++++ DATASET RECORDS
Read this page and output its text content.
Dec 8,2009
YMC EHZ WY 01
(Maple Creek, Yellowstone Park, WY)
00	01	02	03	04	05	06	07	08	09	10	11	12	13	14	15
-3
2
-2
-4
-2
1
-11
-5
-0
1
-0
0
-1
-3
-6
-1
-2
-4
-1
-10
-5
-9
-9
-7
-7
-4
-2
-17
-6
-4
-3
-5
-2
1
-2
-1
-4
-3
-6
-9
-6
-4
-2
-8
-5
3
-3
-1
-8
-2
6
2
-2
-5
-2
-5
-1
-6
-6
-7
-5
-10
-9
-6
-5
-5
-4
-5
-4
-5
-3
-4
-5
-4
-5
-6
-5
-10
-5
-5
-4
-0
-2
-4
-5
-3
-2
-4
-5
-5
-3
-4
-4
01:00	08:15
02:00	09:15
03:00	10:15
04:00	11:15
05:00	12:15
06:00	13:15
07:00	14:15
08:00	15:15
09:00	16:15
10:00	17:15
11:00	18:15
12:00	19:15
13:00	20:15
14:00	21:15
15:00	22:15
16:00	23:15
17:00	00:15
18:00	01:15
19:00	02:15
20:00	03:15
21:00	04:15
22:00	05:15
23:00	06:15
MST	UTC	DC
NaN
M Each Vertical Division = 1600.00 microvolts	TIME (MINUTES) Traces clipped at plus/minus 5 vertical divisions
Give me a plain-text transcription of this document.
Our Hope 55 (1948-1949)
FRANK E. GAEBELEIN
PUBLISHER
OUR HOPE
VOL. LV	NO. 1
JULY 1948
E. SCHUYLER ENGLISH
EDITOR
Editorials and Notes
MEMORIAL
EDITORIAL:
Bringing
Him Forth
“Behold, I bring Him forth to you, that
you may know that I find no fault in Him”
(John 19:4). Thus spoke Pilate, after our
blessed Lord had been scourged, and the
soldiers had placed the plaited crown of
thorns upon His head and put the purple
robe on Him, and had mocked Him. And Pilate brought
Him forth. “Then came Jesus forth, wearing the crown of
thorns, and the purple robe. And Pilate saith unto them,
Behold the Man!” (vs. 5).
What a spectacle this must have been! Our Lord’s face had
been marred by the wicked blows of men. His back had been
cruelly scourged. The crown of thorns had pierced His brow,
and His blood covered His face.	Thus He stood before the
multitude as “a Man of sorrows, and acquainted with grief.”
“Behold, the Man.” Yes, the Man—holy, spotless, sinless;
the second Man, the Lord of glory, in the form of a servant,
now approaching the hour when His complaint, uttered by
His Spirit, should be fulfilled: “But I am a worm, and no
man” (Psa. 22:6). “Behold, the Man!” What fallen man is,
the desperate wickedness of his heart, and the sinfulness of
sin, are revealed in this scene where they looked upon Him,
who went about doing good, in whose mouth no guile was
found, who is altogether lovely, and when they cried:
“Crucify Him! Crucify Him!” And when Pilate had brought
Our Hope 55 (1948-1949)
++++++++
* **DIRECTIVE**
Scan the material above for the string "robe" and return the lines that hold it.

* **ANSWER**
robe on Him, and had mocked Him. And Pilate brought
thorns, and the purple robe. And Pilate saith unto them,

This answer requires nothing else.